** GIVEN DATA **
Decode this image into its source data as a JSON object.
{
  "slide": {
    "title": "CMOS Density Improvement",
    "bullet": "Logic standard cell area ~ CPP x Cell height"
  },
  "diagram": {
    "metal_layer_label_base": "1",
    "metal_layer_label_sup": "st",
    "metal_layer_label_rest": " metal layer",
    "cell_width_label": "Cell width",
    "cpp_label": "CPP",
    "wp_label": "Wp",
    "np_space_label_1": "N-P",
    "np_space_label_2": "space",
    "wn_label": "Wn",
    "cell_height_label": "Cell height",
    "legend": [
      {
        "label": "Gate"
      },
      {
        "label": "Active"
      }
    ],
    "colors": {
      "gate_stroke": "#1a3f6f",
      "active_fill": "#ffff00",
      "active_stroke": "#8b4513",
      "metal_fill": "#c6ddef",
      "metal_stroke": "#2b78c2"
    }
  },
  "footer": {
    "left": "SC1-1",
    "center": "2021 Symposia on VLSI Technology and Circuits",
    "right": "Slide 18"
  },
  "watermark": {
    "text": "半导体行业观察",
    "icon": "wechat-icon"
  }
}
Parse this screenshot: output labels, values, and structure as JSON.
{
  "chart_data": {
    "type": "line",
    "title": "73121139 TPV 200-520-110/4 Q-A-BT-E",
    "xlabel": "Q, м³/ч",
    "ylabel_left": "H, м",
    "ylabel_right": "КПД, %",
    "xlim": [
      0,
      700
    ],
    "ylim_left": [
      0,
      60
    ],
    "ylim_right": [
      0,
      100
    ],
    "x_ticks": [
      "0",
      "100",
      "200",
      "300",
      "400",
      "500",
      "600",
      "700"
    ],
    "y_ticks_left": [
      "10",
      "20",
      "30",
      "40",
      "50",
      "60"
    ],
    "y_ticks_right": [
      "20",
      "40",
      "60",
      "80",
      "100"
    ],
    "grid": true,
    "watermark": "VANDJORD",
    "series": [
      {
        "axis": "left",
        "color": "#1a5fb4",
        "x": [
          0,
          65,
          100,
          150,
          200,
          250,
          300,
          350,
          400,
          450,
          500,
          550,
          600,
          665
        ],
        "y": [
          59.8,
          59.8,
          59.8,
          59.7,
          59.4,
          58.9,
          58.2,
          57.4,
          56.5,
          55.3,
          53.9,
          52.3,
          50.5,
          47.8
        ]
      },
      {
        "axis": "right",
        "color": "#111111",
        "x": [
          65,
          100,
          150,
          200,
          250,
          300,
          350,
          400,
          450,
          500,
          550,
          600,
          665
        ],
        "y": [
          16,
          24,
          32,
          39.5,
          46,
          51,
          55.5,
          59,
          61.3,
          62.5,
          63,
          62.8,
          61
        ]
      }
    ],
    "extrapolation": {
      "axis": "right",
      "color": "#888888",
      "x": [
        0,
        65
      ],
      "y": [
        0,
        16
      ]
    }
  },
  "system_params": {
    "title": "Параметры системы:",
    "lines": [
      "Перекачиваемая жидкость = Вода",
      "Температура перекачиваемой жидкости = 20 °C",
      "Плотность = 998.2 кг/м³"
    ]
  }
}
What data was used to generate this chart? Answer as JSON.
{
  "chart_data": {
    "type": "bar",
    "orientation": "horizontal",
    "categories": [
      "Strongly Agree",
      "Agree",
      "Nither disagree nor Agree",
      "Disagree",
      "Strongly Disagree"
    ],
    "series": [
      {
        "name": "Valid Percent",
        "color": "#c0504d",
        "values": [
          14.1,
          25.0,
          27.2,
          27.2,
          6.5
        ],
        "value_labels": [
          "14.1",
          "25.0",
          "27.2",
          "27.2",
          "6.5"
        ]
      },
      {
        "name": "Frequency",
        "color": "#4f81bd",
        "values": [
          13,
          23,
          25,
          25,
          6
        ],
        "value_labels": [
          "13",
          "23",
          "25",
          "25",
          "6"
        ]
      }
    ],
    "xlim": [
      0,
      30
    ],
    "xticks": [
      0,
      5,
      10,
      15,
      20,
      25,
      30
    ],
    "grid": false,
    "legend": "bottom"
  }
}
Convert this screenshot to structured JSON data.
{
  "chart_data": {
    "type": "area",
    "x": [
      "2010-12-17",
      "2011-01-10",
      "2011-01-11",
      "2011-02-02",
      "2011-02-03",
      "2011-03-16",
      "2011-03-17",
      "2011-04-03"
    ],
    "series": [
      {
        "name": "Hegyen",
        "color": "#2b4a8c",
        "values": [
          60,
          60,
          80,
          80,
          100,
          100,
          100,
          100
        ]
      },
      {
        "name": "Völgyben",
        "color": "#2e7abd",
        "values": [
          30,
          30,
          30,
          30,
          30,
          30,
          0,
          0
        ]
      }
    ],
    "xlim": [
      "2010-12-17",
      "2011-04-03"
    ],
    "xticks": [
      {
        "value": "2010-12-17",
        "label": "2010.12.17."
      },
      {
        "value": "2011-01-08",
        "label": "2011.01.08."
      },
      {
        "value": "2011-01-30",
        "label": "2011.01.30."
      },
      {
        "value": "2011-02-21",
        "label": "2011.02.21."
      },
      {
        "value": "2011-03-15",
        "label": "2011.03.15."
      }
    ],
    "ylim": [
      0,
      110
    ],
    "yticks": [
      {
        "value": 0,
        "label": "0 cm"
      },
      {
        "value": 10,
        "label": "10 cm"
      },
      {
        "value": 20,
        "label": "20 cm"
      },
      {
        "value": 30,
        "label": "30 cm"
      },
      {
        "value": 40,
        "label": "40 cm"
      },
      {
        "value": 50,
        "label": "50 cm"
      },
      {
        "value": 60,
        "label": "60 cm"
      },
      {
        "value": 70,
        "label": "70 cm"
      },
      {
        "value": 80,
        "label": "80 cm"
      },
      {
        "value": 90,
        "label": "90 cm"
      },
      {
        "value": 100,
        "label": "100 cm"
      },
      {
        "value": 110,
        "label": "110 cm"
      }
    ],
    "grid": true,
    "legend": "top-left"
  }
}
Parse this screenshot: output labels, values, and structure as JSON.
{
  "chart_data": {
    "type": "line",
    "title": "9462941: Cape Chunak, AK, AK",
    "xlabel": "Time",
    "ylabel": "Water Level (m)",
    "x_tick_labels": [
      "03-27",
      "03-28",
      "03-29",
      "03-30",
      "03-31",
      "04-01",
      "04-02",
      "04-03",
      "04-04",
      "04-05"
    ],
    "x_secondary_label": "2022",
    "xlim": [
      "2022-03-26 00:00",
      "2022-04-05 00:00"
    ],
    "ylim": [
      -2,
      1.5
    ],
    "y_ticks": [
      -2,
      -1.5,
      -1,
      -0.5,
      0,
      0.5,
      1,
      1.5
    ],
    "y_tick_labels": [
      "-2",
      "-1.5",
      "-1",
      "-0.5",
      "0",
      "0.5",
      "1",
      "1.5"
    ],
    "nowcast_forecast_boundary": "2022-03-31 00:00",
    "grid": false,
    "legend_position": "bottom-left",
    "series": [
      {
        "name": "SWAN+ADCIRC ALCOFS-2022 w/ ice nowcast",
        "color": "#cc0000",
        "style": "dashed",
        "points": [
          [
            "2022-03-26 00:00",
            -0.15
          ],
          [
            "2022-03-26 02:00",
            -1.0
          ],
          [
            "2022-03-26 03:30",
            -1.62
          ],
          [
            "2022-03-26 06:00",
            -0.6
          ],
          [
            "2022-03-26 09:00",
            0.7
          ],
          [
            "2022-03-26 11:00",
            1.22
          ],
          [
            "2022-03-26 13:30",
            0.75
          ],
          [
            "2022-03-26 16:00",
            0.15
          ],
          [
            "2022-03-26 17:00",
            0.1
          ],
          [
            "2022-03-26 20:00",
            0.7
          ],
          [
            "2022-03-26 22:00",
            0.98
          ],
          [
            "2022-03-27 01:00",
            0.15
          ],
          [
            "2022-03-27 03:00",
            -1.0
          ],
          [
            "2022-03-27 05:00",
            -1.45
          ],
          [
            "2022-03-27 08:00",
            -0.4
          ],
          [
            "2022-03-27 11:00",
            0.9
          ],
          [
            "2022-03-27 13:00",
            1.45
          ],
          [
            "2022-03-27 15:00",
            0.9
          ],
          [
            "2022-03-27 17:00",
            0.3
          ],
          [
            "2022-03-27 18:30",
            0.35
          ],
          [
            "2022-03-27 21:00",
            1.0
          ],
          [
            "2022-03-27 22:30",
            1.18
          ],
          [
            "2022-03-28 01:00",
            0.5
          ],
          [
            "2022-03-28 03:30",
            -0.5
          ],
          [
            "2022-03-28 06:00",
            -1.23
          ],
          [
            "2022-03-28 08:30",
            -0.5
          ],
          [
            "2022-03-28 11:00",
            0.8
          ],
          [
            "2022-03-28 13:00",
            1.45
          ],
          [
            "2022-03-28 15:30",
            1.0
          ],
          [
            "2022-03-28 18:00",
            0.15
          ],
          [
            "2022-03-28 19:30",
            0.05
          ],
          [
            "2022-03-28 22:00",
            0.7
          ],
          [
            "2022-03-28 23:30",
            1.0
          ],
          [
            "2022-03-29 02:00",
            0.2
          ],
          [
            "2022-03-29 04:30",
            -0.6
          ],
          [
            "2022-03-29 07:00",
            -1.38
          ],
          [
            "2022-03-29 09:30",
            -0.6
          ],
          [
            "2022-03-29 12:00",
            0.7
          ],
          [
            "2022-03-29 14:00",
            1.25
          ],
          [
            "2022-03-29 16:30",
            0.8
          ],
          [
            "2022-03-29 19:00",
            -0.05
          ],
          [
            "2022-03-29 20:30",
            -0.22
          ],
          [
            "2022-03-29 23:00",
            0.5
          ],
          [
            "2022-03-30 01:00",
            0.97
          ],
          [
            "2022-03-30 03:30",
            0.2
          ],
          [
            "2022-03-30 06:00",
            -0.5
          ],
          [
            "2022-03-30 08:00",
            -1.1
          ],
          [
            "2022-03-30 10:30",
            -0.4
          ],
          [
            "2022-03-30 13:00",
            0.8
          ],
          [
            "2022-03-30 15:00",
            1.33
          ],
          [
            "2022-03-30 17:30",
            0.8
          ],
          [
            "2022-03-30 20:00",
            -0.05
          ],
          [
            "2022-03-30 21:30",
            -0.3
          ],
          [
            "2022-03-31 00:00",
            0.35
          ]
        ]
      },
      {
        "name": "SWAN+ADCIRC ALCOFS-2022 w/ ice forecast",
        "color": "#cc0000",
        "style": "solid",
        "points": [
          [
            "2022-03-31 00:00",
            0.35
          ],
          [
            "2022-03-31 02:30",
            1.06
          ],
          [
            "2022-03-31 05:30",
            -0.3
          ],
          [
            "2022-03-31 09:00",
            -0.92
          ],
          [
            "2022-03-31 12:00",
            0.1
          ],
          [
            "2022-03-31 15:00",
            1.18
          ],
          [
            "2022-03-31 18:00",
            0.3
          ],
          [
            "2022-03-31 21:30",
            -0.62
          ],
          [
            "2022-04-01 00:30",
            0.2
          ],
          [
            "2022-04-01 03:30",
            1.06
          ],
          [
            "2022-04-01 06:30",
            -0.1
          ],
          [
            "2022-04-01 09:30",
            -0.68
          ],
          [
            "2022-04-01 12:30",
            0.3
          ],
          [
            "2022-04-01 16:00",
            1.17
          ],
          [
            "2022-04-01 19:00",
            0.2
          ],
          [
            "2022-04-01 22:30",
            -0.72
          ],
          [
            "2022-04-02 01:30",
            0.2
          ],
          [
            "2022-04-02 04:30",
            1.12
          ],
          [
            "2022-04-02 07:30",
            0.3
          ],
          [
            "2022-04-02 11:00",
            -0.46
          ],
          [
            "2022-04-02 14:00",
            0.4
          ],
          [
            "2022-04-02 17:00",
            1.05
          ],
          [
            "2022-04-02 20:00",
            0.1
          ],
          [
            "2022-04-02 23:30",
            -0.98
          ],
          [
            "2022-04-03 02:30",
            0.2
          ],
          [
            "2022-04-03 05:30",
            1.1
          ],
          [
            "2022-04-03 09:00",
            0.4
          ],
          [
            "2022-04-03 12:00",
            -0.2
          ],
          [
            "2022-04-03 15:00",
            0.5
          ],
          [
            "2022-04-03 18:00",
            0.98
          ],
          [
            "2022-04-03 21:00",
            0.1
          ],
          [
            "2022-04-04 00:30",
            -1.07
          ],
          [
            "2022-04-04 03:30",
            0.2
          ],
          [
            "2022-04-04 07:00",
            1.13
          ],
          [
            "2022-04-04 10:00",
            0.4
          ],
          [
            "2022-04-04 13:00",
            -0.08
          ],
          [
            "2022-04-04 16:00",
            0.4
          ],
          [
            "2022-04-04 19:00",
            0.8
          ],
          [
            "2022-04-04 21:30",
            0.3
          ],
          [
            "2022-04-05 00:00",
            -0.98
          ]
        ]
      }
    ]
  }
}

** GOAL **
Copy out each line that contains the word "name".

** COMPLETED TASK **
        "name": "Valid Percent",
        "name": "Frequency",
        "name": "Hegyen",
        "name": "Völgyben",
        "name": "SWAN+ADCIRC ALCOFS-2022 w/ ice nowcast",
        "name": "SWAN+ADCIRC ALCOFS-2022 w/ ice forecast",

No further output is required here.